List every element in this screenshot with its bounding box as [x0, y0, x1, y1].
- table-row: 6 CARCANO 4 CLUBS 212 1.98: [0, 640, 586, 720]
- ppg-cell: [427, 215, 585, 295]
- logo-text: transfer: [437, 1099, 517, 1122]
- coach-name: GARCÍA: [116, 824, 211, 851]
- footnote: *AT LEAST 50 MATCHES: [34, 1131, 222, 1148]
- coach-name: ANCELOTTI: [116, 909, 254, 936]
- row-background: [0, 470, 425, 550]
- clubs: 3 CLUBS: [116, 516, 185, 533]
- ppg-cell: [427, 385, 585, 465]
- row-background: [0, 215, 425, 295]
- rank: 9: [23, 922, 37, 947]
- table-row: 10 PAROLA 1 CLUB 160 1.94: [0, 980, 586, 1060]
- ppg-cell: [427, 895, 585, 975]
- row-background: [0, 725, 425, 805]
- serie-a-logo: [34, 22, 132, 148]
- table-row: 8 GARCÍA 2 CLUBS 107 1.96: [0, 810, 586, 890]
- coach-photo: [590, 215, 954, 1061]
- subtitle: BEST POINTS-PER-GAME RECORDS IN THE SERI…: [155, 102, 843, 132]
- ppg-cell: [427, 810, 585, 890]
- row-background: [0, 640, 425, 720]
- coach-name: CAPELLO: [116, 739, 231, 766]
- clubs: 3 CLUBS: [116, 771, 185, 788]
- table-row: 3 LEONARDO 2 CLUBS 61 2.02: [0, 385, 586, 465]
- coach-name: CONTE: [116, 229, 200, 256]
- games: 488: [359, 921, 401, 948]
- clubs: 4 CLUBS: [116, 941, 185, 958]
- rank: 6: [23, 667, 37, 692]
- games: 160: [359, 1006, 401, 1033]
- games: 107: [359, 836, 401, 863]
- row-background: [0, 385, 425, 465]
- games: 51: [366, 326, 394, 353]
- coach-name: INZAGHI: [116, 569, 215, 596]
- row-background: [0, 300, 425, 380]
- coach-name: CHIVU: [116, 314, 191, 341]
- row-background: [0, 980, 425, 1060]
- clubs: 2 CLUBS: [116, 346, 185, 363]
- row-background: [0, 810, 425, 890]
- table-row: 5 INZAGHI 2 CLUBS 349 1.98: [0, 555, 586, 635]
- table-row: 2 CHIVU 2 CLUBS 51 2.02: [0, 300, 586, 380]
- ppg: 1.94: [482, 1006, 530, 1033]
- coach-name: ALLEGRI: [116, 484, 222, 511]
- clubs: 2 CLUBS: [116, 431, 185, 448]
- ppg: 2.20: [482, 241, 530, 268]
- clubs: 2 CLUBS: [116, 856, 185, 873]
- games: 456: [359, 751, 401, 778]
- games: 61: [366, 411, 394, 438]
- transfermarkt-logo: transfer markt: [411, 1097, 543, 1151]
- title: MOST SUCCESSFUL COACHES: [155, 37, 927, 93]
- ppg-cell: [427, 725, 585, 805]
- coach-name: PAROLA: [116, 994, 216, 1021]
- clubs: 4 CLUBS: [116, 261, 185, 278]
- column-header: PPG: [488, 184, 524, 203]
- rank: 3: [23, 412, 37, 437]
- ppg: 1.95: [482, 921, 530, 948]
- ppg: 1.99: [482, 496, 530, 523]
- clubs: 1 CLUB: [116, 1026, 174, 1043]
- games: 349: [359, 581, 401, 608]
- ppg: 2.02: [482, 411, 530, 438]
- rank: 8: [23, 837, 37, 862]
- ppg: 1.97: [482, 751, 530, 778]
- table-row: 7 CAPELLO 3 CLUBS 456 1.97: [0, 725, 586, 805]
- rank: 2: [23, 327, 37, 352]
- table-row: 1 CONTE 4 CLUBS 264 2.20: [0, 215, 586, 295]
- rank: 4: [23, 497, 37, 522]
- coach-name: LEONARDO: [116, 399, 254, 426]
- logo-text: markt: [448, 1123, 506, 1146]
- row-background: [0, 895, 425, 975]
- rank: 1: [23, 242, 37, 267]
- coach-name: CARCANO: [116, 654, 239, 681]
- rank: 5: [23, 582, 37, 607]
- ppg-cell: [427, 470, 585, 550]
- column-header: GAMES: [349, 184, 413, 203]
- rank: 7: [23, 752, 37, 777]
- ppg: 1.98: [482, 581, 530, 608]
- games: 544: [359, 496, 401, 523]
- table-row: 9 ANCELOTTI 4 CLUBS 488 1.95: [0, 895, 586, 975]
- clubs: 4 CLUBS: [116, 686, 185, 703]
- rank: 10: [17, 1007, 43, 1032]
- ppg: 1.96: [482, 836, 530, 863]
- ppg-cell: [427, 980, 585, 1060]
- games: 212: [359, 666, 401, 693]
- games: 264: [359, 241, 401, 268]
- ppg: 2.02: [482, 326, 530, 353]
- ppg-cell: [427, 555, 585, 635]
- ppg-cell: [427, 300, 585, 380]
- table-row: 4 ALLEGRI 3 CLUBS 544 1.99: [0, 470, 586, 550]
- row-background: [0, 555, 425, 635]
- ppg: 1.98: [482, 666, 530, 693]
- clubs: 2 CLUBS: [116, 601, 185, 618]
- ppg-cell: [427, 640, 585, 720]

--

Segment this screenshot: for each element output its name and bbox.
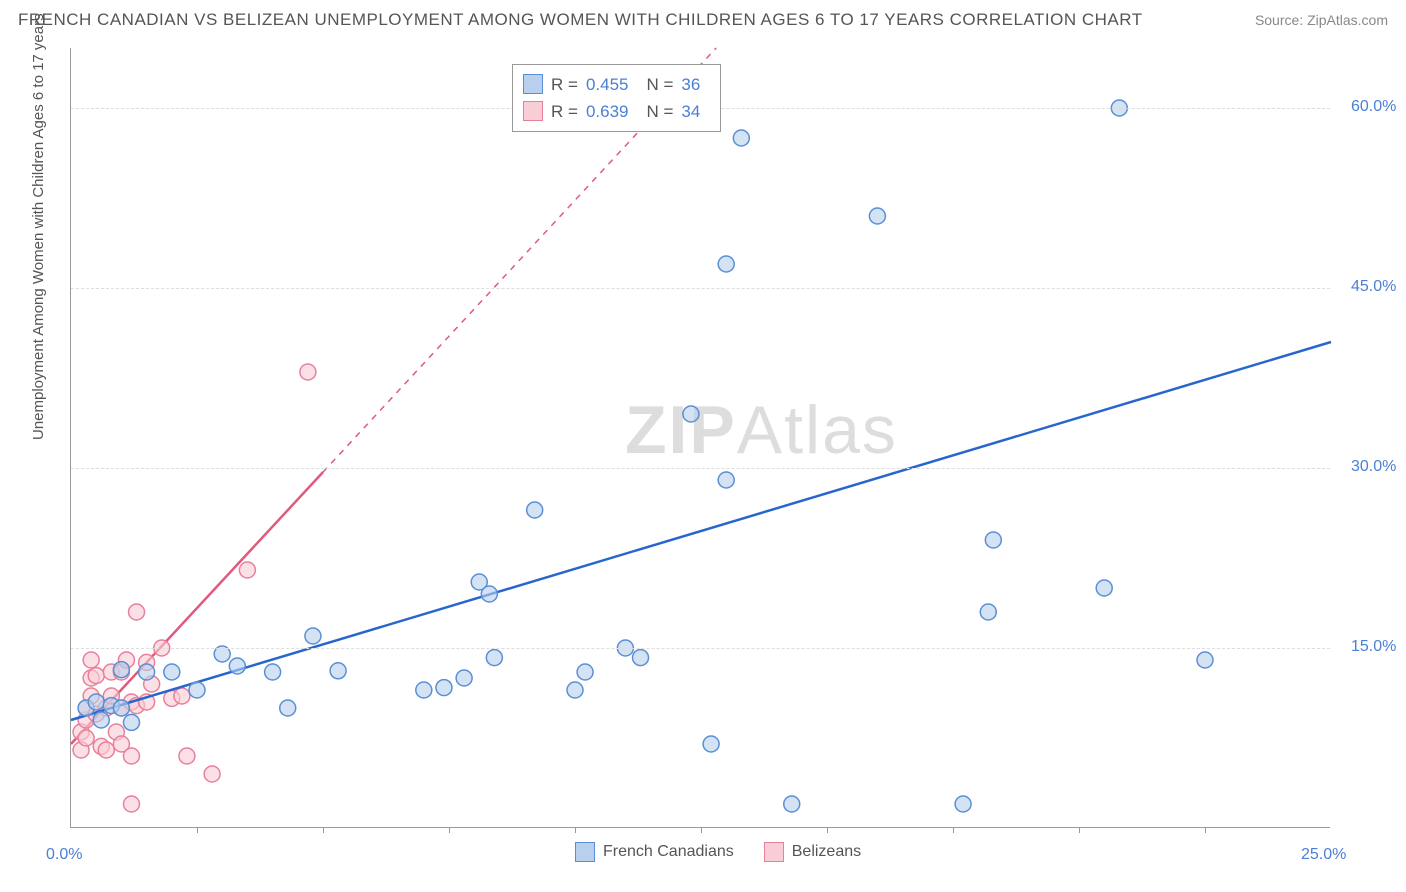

TASK :: Reproduce the rows from the line with "List every element" up to and including the line with "- footnote: *AT", swapping "bounding box" for "enclosing box" and leaving everything else unchanged.

SOLVED PROBLEM ::
List every element in this screenshot with its enclosing box as [x0, y0, x1, y1].
- table-row: 6 CARCANO 4 CLUBS 212 1.98: [0, 640, 586, 720]
- ppg-cell: [427, 215, 585, 295]
- logo-text: transfer: [437, 1099, 517, 1122]
- coach-name: GARCÍA: [116, 824, 211, 851]
- footnote: *AT LEAST 50 MATCHES: [34, 1131, 222, 1148]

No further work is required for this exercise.